# Data supplied
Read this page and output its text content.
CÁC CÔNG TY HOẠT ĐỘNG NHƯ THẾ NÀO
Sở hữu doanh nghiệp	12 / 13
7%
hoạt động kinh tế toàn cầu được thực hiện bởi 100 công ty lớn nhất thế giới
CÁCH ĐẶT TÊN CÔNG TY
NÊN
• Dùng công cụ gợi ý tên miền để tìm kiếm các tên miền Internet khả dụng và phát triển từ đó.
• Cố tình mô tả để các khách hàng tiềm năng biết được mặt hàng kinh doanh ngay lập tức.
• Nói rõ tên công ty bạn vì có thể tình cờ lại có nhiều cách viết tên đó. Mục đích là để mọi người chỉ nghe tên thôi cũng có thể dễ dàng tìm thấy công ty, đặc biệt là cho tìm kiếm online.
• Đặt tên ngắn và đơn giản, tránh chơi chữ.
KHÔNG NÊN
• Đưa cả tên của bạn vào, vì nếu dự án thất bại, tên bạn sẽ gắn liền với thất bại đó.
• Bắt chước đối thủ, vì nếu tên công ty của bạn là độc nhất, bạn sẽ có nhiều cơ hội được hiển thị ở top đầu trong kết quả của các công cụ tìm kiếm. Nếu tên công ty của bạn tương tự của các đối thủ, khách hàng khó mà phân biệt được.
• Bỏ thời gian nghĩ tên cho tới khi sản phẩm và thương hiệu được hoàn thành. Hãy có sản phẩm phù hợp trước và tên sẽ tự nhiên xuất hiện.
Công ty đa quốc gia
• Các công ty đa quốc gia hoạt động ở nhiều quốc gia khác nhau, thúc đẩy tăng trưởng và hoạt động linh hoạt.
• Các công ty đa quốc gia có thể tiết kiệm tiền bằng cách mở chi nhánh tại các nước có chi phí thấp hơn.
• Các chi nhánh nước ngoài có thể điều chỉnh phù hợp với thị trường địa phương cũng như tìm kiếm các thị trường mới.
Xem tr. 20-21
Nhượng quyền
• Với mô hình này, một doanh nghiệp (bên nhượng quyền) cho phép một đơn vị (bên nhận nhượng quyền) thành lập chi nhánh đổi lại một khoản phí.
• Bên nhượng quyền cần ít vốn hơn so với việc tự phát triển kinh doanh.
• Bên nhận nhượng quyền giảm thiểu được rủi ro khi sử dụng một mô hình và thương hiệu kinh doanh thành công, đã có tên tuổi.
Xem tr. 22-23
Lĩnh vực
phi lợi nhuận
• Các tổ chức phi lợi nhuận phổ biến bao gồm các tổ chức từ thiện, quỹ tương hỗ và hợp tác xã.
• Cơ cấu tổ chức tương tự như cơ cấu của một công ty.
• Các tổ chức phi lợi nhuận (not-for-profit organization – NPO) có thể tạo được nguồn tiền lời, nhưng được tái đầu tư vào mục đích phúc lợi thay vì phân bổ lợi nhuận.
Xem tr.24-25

# Exercise description
All of the entries above need to be reproduced exactly.

# Reply
Read this page and output its text content.
CÁC CÔNG TY HOẠT ĐỘNG NHƯ THẾ NÀO
Sở hữu doanh nghiệp	12 / 13
7%
hoạt động kinh tế toàn cầu được thực hiện bởi 100 công ty lớn nhất thế giới
CÁCH ĐẶT TÊN CÔNG TY
NÊN
• Dùng công cụ gợi ý tên miền để tìm kiếm các tên miền Internet khả dụng và phát triển từ đó.
• Cố tình mô tả để các khách hàng tiềm năng biết được mặt hàng kinh doanh ngay lập tức.
• Nói rõ tên công ty bạn vì có thể tình cờ lại có nhiều cách viết tên đó. Mục đích là để mọi người chỉ nghe tên thôi cũng có thể dễ dàng tìm thấy công ty, đặc biệt là cho tìm kiếm online.
• Đặt tên ngắn và đơn giản, tránh chơi chữ.
KHÔNG NÊN
• Đưa cả tên của bạn vào, vì nếu dự án thất bại, tên bạn sẽ gắn liền với thất bại đó.
• Bắt chước đối thủ, vì nếu tên công ty của bạn là độc nhất, bạn sẽ có nhiều cơ hội được hiển thị ở top đầu trong kết quả của các công cụ tìm kiếm. Nếu tên công ty của bạn tương tự của các đối thủ, khách hàng khó mà phân biệt được.
• Bỏ thời gian nghĩ tên cho tới khi sản phẩm và thương hiệu được hoàn thành. Hãy có sản phẩm phù hợp trước và tên sẽ tự nhiên xuất hiện.
Công ty đa quốc gia
• Các công ty đa quốc gia hoạt động ở nhiều quốc gia khác nhau, thúc đẩy tăng trưởng và hoạt động linh hoạt.
• Các công ty đa quốc gia có thể tiết kiệm tiền bằng cách mở chi nhánh tại các nước có chi phí thấp hơn.
• Các chi nhánh nước ngoài có thể điều chỉnh phù hợp với thị trường địa phương cũng như tìm kiếm các thị trường mới.
Xem tr. 20-21
Nhượng quyền
• Với mô hình này, một doanh nghiệp (bên nhượng quyền) cho phép một đơn vị (bên nhận nhượng quyền) thành lập chi nhánh đổi lại một khoản phí.
• Bên nhượng quyền cần ít vốn hơn so với việc tự phát triển kinh doanh.
• Bên nhận nhượng quyền giảm thiểu được rủi ro khi sử dụng một mô hình và thương hiệu kinh doanh thành công, đã có tên tuổi.
Xem tr. 22-23
Lĩnh vực
phi lợi nhuận
• Các tổ chức phi lợi nhuận phổ biến bao gồm các tổ chức từ thiện, quỹ tương hỗ và hợp tác xã.
• Cơ cấu tổ chức tương tự như cơ cấu của một công ty.
• Các tổ chức phi lợi nhuận (not-for-profit organization – NPO) có thể tạo được nguồn tiền lời, nhưng được tái đầu tư vào mục đích phúc lợi thay vì phân bổ lợi nhuận.
Xem tr.24-25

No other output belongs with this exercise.